◆ Required task: Skip every picture and transcribe the remaining material exactly.

◆ Source records:

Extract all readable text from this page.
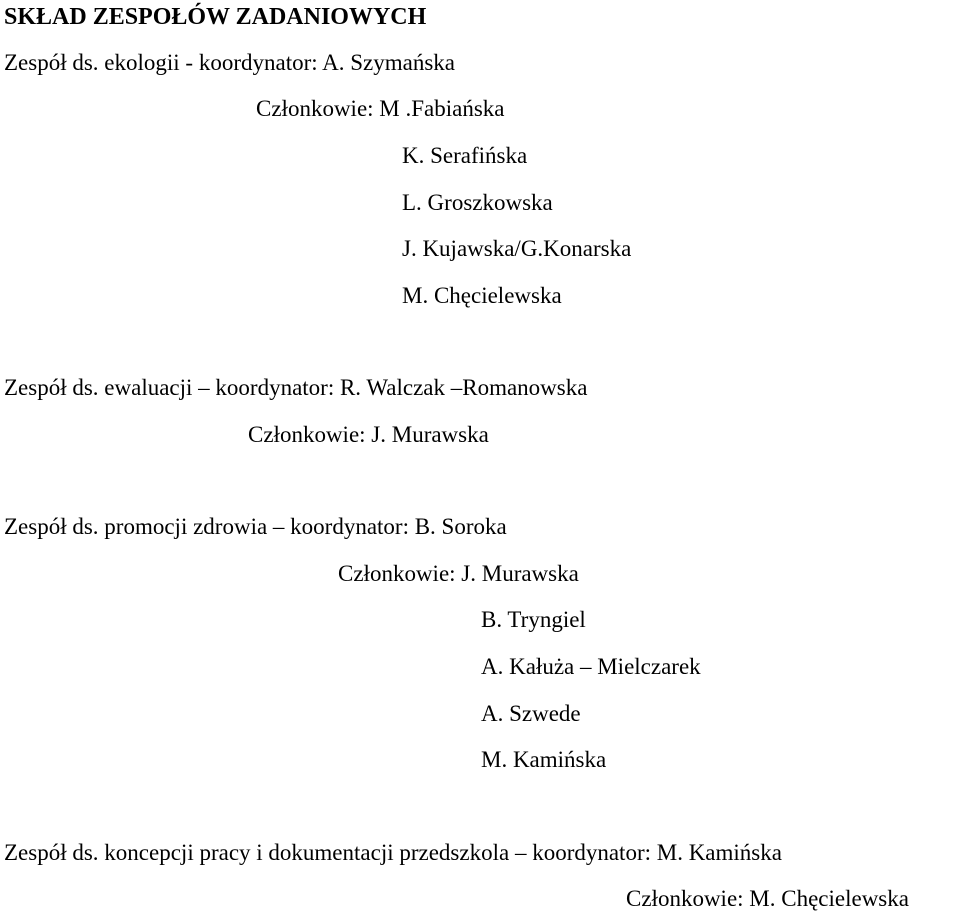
SKŁAD ZESPOŁÓW ZADANIOWYCH
Zespół ds. ekologii - koordynator: A. Szymańska
Członkowie: M .Fabiańska
K. Serafińska
L. Groszkowska
J. Kujawska/G.Konarska
M. Chęcielewska
Zespół ds. ewaluacji – koordynator: R. Walczak –Romanowska
Członkowie: J. Murawska
Zespół ds. promocji zdrowia – koordynator: B. Soroka
Członkowie: J. Murawska
B. Tryngiel
A. Kałuża – Mielczarek
A. Szwede
M. Kamińska
Zespół ds. koncepcji pracy i dokumentacji przedszkola – koordynator: M. Kamińska
Członkowie: M. Chęcielewska
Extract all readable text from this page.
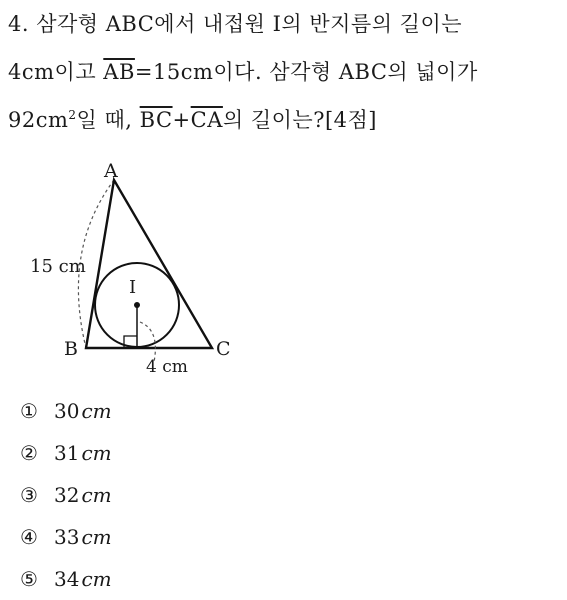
4. 삼각형 ABC에서 내접원 I의 반지름의 길이는
4cm이고 $\overline{AB}=15cm$이다. 삼각형 ABC의 넓이가
$92cm^2$일 때, $\overline{BC}+\overline{CA}$의 길이는?[4점]
A
B	C
I
15 cm
4 cm
① 30 cm
② 31 cm
③ 32 cm
④ 33 cm
⑤ 34 cm
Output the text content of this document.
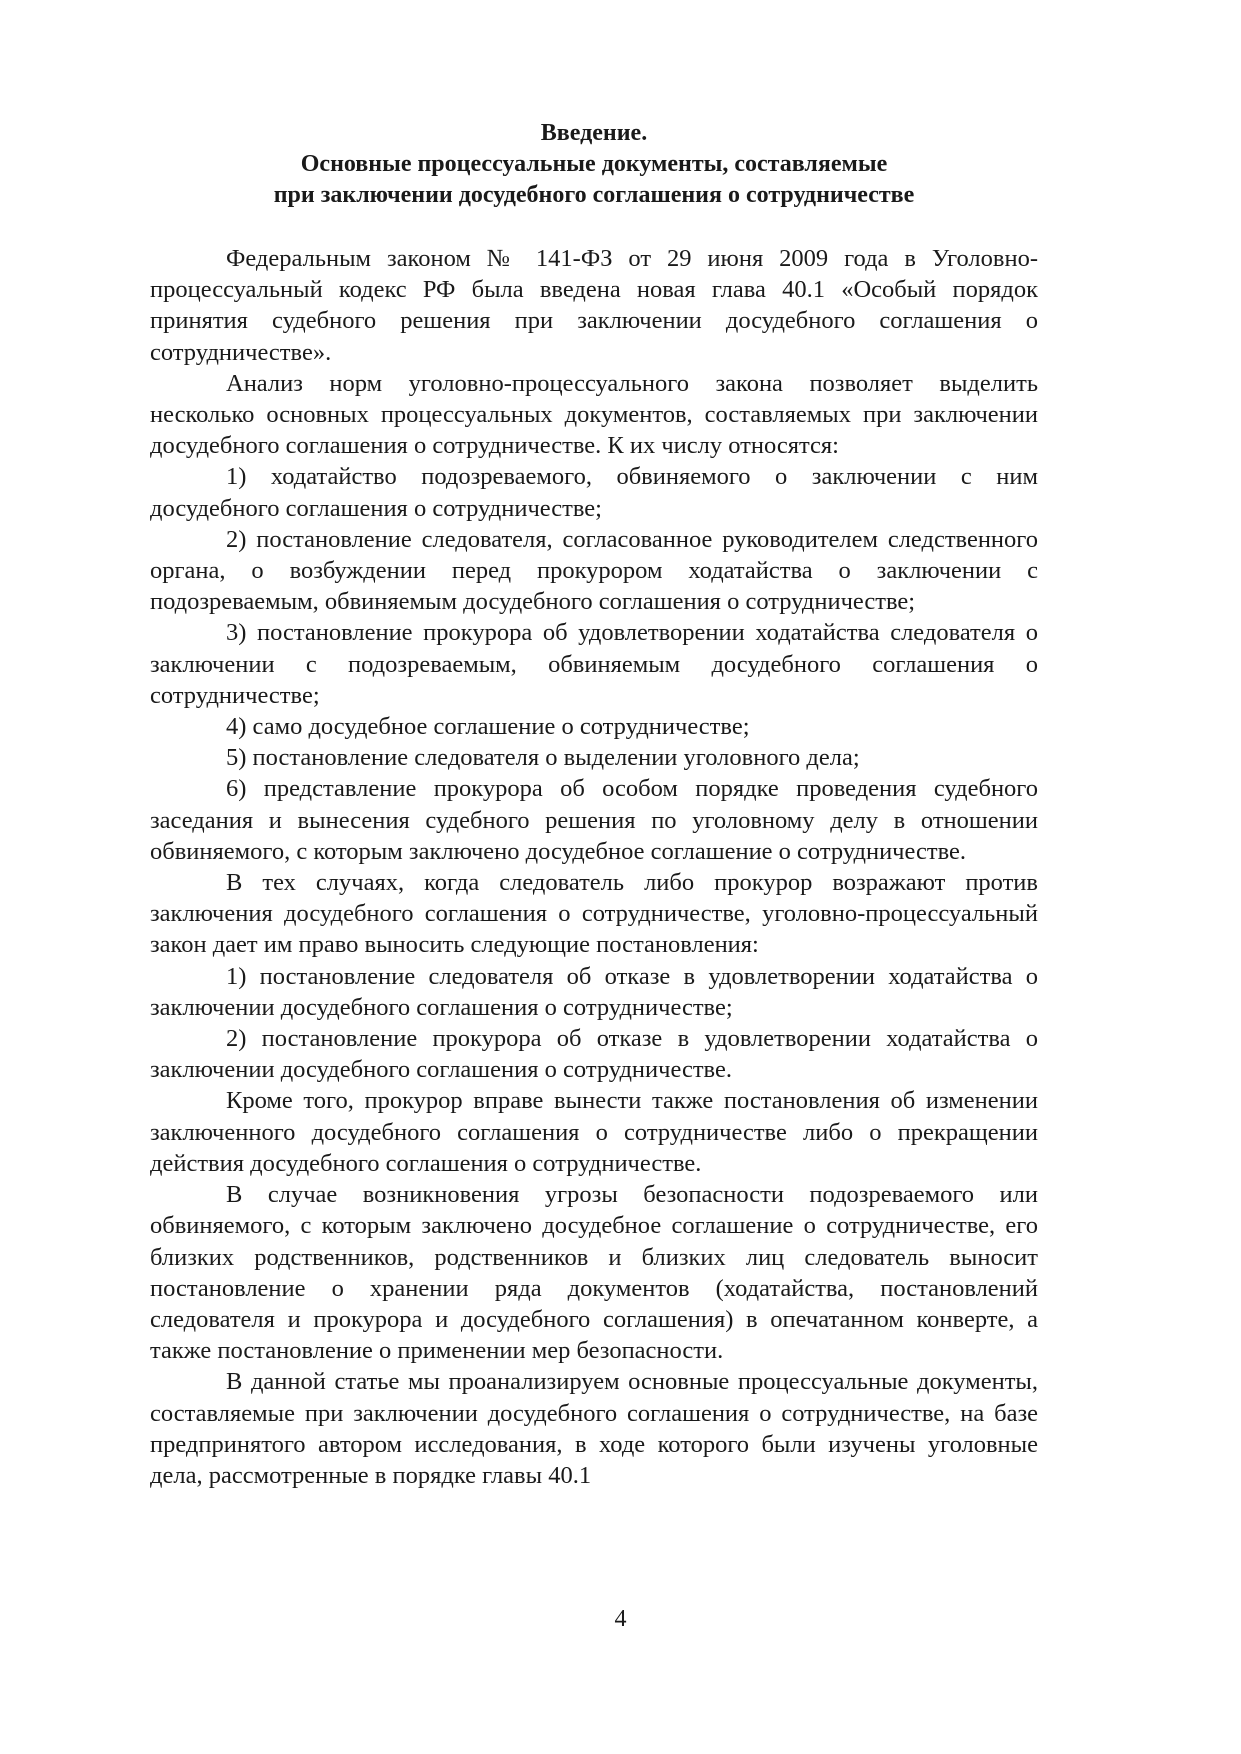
Введение.
Основные процессуальные документы, составляемые
при заключении досудебного соглашения о сотрудничестве

Федеральным законом № 141-ФЗ от 29 июня 2009 года в Уголовно-процессуальный кодекс РФ была введена новая глава 40.1 «Особый порядок принятия судебного решения при заключении досудебного соглашения о сотрудничестве».

Анализ норм уголовно-процессуального закона позволяет выделить несколько основных процессуальных документов, составляемых при заключении досудебного соглашения о сотрудничестве. К их числу относятся:

1) ходатайство подозреваемого, обвиняемого о заключении с ним досудебного соглашения о сотрудничестве;

2) постановление следователя, согласованное руководителем следственного органа, о возбуждении перед прокурором ходатайства о заключении с подозреваемым, обвиняемым досудебного соглашения о сотрудничестве;

3) постановление прокурора об удовлетворении ходатайства следователя о заключении с подозреваемым, обвиняемым досудебного соглашения о сотрудничестве;

4) само досудебное соглашение о сотрудничестве;

5) постановление следователя о выделении уголовного дела;

6) представление прокурора об особом порядке проведения судебного заседания и вынесения судебного решения по уголовному делу в отношении обвиняемого, с которым заключено досудебное соглашение о сотрудничестве.

В тех случаях, когда следователь либо прокурор возражают против заключения досудебного соглашения о сотрудничестве, уголовно-процессуальный закон дает им право выносить следующие постановления:

1) постановление следователя об отказе в удовлетворении ходатайства о заключении досудебного соглашения о сотрудничестве;

2) постановление прокурора об отказе в удовлетворении ходатайства о заключении досудебного соглашения о сотрудничестве.

Кроме того, прокурор вправе вынести также постановления об изменении заключенного досудебного соглашения о сотрудничестве либо о прекращении действия досудебного соглашения о сотрудничестве.

В случае возникновения угрозы безопасности подозреваемого или обвиняемого, с которым заключено досудебное соглашение о сотрудничестве, его близких родственников, родственников и близких лиц следователь выносит постановление о хранении ряда документов (ходатайства, постановлений следователя и прокурора и досудебного соглашения) в опечатанном конверте, а также постановление о применении мер безопасности.

В данной статье мы проанализируем основные процессуальные документы, составляемые при заключении досудебного соглашения о сотрудничестве, на базе предпринятого автором исследования, в ходе которого были изучены уголовные дела, рассмотренные в порядке главы 40.1

4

◆ Response to the task:
Extract all readable text from this page.
SKŁAD ZESPOŁÓW ZADANIOWYCH
Zespół ds. ekologii - koordynator: A. Szymańska
Członkowie: M .Fabiańska
K. Serafińska
L. Groszkowska
J. Kujawska/G.Konarska
M. Chęcielewska
Zespół ds. ewaluacji – koordynator: R. Walczak –Romanowska
Członkowie: J. Murawska
Zespół ds. promocji zdrowia – koordynator: B. Soroka
Członkowie: J. Murawska
B. Tryngiel
A. Kałuża – Mielczarek
A. Szwede
M. Kamińska
Zespół ds. koncepcji pracy i dokumentacji przedszkola – koordynator: M. Kamińska
Członkowie: M. Chęcielewska
Extract all readable text from this page.
4. 삼각형 ABC에서 내접원 I의 반지름의 길이는
4cm이고 $\overline{AB}=15cm$이다. 삼각형 ABC의 넓이가
$92cm^2$일 때, $\overline{BC}+\overline{CA}$의 길이는?[4점]
A
B	C
I
15 cm
4 cm
① 30 cm
② 31 cm
③ 32 cm
④ 33 cm
⑤ 34 cm
Output the text content of this document.
Введение.
Основные процессуальные документы, составляемые
при заключении досудебного соглашения о сотрудничестве

Федеральным законом № 141-ФЗ от 29 июня 2009 года в Уголовно-процессуальный кодекс РФ была введена новая глава 40.1 «Особый порядок принятия судебного решения при заключении досудебного соглашения о сотрудничестве».

Анализ норм уголовно-процессуального закона позволяет выделить несколько основных процессуальных документов, составляемых при заключении досудебного соглашения о сотрудничестве. К их числу относятся:

1) ходатайство подозреваемого, обвиняемого о заключении с ним досудебного соглашения о сотрудничестве;

2) постановление следователя, согласованное руководителем следственного органа, о возбуждении перед прокурором ходатайства о заключении с подозреваемым, обвиняемым досудебного соглашения о сотрудничестве;

3) постановление прокурора об удовлетворении ходатайства следователя о заключении с подозреваемым, обвиняемым досудебного соглашения о сотрудничестве;

4) само досудебное соглашение о сотрудничестве;

5) постановление следователя о выделении уголовного дела;

6) представление прокурора об особом порядке проведения судебного заседания и вынесения судебного решения по уголовному делу в отношении обвиняемого, с которым заключено досудебное соглашение о сотрудничестве.

В тех случаях, когда следователь либо прокурор возражают против заключения досудебного соглашения о сотрудничестве, уголовно-процессуальный закон дает им право выносить следующие постановления:

1) постановление следователя об отказе в удовлетворении ходатайства о заключении досудебного соглашения о сотрудничестве;

2) постановление прокурора об отказе в удовлетворении ходатайства о заключении досудебного соглашения о сотрудничестве.

Кроме того, прокурор вправе вынести также постановления об изменении заключенного досудебного соглашения о сотрудничестве либо о прекращении действия досудебного соглашения о сотрудничестве.

В случае возникновения угрозы безопасности подозреваемого или обвиняемого, с которым заключено досудебное соглашение о сотрудничестве, его близких родственников, родственников и близких лиц следователь выносит постановление о хранении ряда документов (ходатайства, постановлений следователя и прокурора и досудебного соглашения) в опечатанном конверте, а также постановление о применении мер безопасности.

В данной статье мы проанализируем основные процессуальные документы, составляемые при заключении досудебного соглашения о сотрудничестве, на базе предпринятого автором исследования, в ходе которого были изучены уголовные дела, рассмотренные в порядке главы 40.1

4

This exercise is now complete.